▸ MATERIAL FOR THIS TASK
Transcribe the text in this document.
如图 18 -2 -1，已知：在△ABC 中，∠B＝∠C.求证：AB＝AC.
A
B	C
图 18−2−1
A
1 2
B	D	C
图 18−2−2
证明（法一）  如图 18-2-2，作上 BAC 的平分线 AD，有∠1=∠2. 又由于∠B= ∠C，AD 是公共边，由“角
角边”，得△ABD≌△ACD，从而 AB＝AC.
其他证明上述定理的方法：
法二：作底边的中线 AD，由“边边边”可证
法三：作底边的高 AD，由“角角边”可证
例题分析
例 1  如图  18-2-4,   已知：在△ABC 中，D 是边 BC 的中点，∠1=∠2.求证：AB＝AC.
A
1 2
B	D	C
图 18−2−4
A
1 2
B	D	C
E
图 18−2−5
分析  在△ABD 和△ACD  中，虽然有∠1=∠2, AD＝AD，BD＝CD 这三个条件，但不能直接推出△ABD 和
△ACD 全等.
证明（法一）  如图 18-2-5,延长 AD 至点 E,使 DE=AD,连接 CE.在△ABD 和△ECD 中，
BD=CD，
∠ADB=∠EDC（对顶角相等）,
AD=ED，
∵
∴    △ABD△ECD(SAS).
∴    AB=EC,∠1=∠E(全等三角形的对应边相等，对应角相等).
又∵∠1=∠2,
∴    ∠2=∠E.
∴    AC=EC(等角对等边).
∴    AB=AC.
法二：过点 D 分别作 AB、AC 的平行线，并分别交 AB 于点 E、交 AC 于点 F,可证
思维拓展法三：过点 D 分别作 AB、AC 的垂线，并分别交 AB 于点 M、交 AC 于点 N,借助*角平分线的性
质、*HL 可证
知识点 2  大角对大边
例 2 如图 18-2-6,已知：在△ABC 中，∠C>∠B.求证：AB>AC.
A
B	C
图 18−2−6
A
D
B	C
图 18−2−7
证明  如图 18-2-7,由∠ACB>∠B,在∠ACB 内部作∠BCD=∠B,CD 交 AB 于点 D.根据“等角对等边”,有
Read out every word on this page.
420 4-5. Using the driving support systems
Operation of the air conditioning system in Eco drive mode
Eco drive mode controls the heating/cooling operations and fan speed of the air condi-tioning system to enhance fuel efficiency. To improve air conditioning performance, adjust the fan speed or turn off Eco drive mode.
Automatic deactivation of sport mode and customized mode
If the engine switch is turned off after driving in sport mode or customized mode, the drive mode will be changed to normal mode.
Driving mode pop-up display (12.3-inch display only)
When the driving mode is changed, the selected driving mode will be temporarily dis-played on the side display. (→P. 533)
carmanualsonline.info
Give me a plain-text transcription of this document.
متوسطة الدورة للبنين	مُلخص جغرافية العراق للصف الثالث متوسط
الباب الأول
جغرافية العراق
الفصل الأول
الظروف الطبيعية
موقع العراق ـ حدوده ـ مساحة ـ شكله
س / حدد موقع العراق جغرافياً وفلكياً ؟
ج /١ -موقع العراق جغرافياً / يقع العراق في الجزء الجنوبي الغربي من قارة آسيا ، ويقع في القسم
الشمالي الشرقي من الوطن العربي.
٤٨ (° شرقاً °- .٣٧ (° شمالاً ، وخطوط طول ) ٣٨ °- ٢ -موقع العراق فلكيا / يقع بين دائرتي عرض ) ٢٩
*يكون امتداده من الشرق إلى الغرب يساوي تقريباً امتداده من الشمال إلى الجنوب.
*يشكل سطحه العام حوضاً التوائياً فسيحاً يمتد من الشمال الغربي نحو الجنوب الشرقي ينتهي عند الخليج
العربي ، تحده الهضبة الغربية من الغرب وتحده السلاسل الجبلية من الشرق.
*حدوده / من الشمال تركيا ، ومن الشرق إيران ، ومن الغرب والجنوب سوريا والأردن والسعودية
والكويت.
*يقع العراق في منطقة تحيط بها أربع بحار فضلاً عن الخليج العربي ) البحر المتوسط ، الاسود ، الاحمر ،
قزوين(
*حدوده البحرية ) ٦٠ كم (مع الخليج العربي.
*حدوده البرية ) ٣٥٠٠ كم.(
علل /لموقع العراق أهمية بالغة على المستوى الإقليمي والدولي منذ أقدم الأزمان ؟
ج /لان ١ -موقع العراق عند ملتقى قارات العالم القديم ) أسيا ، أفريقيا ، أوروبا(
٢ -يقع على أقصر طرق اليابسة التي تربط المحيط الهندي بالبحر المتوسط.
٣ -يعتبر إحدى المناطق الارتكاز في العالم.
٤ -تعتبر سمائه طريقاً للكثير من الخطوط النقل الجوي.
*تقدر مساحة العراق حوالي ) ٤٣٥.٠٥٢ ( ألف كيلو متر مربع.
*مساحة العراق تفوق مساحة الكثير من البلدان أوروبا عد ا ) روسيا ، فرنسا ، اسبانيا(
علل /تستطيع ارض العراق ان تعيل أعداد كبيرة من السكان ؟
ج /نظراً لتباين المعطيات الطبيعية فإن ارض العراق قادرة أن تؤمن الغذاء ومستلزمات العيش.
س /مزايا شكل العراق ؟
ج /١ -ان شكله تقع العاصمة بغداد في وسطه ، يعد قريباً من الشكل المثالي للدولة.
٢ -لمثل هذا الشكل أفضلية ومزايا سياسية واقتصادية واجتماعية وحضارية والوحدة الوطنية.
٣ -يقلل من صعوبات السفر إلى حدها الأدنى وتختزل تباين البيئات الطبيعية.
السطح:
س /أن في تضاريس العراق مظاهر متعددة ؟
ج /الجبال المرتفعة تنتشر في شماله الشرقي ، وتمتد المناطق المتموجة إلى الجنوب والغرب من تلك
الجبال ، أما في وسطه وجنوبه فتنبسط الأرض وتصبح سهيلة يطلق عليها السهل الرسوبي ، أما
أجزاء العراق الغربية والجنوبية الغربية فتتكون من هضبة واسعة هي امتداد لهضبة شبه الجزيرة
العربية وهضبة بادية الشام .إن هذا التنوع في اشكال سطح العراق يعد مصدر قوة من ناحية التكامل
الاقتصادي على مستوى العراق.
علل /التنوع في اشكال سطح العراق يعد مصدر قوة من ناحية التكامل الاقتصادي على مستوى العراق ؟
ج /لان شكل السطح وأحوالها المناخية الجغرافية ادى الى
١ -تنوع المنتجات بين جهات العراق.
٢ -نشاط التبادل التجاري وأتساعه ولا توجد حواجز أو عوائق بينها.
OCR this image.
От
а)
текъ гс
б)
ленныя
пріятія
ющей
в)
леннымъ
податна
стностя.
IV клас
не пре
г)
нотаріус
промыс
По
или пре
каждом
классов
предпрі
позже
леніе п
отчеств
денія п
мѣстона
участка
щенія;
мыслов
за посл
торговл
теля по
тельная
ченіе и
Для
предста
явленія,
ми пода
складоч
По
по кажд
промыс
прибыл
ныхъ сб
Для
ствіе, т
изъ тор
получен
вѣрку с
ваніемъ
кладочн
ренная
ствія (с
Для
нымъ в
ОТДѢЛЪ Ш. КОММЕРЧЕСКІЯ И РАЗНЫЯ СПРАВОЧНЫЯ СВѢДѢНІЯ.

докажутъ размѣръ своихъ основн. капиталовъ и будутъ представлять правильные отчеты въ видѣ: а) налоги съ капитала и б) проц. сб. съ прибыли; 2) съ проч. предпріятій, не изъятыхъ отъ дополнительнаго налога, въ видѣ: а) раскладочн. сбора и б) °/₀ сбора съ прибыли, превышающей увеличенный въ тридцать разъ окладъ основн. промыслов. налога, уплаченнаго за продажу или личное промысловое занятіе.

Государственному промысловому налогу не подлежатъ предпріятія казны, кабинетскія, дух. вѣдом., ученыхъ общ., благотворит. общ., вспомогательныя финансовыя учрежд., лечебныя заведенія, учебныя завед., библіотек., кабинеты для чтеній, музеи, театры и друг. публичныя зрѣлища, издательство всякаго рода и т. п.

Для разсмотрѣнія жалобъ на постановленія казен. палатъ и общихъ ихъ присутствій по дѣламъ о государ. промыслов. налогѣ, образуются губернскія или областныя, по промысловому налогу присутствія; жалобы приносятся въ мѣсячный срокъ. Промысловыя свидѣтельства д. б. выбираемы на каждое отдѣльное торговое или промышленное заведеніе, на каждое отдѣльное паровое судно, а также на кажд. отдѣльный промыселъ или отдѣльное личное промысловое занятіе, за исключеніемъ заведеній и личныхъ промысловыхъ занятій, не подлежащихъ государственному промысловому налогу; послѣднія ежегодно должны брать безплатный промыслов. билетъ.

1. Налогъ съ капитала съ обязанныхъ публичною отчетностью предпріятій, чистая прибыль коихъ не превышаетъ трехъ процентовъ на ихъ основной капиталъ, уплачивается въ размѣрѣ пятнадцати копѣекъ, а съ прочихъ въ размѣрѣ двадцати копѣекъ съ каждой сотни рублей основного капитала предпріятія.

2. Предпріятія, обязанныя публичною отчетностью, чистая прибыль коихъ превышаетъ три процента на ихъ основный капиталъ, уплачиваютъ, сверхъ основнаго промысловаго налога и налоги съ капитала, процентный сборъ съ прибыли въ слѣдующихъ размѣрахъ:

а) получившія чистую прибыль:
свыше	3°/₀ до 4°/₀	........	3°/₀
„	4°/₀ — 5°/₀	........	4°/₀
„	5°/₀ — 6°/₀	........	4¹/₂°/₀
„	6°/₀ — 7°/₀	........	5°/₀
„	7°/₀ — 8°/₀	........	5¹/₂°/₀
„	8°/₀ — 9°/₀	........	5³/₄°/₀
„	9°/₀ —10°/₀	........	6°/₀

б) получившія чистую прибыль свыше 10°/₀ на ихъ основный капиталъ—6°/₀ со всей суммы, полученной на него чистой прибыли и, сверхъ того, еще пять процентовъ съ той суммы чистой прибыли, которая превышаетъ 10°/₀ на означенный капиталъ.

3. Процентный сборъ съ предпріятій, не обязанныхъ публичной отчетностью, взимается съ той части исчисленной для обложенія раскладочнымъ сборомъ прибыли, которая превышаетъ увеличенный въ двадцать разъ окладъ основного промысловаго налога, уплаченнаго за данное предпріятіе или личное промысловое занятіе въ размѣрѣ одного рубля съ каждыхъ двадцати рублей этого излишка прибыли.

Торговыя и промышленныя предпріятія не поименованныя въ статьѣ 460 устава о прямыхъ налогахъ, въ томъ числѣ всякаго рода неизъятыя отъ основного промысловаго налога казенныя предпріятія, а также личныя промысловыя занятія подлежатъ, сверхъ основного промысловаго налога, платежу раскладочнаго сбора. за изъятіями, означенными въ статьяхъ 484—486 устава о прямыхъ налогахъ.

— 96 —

▸ SHORT PROBLEM
Pick out the lines containing the word "свыше" and show them.

▸ FINISHED ANSWER
свыше	3°/₀ до 4°/₀	........	3°/₀
б) получившія чистую прибыль свыше 10°/₀ на ихъ основный капиталъ—6°/₀ со всей суммы, полученной на него чистой прибыли и, сверхъ того, еще пять процентовъ съ той суммы чистой прибыли, которая превышаетъ 10°/₀ на означенный капиталъ.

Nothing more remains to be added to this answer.